Task goal: Your task is to copy every line of the entries that contains "challenge".

Supplied data:
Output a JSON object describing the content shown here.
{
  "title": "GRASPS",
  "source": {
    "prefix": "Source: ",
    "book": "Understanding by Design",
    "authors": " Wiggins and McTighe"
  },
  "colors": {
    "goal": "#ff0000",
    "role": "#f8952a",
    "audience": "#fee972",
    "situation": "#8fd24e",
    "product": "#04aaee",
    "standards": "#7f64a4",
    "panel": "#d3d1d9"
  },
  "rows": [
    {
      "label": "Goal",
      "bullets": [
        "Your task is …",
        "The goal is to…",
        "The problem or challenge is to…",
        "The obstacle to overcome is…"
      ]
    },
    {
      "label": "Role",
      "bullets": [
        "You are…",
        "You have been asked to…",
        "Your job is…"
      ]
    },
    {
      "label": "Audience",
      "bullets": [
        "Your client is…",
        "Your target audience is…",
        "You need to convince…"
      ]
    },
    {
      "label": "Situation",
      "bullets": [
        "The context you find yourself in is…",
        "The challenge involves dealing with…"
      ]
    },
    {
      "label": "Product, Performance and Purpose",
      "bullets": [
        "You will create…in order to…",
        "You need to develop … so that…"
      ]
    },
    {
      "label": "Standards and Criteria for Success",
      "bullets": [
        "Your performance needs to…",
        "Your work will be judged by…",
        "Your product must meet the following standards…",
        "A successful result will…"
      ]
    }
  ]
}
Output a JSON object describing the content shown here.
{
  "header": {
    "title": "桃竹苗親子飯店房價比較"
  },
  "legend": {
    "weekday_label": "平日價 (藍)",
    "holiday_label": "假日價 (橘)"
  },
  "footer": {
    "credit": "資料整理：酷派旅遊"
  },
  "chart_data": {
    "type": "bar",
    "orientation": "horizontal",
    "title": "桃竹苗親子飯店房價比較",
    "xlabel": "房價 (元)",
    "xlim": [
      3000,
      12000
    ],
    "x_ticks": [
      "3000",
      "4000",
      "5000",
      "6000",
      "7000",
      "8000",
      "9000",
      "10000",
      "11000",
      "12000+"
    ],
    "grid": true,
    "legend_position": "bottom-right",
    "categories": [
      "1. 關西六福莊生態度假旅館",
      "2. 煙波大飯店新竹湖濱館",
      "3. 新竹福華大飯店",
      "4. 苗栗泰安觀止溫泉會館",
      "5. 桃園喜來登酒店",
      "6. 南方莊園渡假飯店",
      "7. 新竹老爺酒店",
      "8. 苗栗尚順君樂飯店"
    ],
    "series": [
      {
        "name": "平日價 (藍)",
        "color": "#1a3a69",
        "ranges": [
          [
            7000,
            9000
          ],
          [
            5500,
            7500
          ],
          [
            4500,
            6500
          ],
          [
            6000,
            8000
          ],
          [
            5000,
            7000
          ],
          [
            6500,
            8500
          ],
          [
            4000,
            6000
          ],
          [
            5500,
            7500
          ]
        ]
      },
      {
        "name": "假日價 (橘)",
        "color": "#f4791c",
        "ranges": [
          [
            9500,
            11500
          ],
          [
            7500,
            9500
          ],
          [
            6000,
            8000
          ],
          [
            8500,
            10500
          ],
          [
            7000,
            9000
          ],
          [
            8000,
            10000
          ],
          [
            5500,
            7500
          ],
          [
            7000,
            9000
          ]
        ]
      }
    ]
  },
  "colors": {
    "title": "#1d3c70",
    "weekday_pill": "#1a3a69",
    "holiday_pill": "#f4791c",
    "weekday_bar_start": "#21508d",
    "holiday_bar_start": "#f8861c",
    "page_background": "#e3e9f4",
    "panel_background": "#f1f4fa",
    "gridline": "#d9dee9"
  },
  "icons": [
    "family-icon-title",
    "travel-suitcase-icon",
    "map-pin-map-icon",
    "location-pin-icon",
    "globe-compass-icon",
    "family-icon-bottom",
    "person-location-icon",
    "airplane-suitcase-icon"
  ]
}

Solution for this task:
        "The problem or challenge is to…",
        "The challenge involves dealing with…"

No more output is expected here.